Begin LISTED RECORDS

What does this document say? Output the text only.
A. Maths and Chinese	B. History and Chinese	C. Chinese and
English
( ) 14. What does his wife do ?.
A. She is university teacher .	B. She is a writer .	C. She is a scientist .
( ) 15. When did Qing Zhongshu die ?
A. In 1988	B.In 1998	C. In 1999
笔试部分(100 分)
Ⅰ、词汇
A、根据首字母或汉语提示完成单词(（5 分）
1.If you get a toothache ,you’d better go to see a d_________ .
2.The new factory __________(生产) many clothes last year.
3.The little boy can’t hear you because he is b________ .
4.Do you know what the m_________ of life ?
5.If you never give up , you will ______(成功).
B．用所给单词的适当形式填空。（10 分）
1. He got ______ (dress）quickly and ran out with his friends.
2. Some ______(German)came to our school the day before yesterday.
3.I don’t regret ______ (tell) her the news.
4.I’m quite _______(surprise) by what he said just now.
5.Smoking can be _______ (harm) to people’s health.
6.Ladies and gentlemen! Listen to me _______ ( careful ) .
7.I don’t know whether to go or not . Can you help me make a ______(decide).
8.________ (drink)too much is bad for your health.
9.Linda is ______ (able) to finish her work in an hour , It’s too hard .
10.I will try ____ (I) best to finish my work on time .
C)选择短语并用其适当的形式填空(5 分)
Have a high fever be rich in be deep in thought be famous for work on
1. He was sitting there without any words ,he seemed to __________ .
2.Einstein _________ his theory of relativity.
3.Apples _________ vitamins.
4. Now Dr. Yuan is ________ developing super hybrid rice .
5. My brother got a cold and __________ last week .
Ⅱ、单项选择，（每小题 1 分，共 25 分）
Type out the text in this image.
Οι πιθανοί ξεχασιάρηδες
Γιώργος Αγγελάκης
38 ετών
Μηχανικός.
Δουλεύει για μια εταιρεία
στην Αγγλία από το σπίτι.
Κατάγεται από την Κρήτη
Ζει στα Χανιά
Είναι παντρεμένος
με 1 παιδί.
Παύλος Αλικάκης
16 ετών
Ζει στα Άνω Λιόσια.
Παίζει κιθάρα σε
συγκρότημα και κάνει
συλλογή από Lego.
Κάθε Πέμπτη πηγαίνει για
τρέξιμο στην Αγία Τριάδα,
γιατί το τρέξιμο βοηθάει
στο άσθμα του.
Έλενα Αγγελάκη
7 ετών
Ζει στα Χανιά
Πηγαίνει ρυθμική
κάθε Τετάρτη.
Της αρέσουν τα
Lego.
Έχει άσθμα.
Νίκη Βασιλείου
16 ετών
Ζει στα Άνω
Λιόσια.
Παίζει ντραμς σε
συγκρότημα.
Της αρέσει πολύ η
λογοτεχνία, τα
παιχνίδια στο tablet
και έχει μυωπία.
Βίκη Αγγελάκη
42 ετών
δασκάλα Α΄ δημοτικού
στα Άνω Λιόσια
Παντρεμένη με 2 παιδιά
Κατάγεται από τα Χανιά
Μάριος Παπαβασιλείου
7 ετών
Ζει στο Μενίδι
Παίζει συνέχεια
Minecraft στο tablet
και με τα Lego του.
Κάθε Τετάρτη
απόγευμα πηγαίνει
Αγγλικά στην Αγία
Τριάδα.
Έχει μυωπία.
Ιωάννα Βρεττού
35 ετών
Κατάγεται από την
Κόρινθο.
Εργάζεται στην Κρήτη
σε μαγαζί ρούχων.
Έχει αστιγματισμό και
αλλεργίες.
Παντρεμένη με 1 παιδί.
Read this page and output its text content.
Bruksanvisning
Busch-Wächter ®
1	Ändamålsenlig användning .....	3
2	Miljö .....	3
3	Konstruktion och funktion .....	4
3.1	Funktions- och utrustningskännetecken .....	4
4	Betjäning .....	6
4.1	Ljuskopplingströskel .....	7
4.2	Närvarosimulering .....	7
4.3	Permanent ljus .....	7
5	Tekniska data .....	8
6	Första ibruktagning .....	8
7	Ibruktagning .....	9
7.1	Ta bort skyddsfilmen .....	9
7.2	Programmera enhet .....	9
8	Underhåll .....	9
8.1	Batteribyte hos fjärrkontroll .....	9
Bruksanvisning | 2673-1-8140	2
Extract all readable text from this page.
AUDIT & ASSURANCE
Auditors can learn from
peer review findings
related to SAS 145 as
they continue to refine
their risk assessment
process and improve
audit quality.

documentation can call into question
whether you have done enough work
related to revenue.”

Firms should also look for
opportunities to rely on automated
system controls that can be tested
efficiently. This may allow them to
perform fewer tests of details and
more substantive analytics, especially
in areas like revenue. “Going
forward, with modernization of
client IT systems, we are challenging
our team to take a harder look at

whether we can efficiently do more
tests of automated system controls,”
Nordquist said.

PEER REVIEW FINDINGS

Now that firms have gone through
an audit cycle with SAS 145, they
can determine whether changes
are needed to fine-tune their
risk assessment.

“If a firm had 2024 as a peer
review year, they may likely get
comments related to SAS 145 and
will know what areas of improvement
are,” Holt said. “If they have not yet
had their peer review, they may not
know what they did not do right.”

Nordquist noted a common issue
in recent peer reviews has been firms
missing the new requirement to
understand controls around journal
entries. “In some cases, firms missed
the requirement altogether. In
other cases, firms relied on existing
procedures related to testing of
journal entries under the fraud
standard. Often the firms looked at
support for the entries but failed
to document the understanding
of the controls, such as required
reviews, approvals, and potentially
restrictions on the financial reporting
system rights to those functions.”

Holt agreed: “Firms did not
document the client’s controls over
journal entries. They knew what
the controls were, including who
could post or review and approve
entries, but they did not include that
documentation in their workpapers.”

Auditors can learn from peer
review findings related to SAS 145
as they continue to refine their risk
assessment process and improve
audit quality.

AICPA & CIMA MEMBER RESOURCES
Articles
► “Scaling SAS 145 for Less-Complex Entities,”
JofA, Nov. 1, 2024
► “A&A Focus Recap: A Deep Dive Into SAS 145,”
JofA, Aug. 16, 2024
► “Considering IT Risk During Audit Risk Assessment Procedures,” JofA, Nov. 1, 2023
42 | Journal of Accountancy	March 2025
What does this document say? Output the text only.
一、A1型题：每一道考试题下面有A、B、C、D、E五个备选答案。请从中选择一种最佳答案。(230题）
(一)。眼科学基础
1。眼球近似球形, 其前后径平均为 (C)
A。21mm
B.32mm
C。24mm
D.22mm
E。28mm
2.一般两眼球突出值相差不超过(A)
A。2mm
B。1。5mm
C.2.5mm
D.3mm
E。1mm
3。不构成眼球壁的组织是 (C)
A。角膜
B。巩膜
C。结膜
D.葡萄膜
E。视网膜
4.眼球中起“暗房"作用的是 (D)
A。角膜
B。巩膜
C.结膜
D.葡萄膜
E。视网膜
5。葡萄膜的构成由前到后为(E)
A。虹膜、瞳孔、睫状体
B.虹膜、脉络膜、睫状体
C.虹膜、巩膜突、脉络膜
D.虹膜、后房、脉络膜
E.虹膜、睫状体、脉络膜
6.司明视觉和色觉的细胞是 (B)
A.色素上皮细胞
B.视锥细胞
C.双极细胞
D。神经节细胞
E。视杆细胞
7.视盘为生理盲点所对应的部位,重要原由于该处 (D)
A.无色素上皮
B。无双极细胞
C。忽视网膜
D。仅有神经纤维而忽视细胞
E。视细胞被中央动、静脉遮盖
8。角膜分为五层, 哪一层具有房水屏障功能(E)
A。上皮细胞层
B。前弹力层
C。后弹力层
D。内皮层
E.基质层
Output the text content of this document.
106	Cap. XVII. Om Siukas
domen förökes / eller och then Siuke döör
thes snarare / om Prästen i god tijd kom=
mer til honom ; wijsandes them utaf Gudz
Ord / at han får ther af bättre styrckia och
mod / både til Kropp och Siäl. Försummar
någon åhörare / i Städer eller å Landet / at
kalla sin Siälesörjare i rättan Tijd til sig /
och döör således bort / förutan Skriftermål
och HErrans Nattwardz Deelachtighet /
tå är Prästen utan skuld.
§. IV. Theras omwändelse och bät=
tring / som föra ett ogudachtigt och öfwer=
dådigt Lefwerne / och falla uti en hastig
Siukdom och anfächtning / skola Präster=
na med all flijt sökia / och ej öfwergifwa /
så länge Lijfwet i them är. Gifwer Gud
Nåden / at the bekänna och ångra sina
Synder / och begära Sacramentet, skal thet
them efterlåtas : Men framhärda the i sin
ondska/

End LISTED RECORDS

> _TO DO_
Gather and copy every line of the data in which the string "eller" is found.

> _THE REPLY_
domen förökes / eller och then Siuke döör
någon åhörare / i Städer eller å Landet / at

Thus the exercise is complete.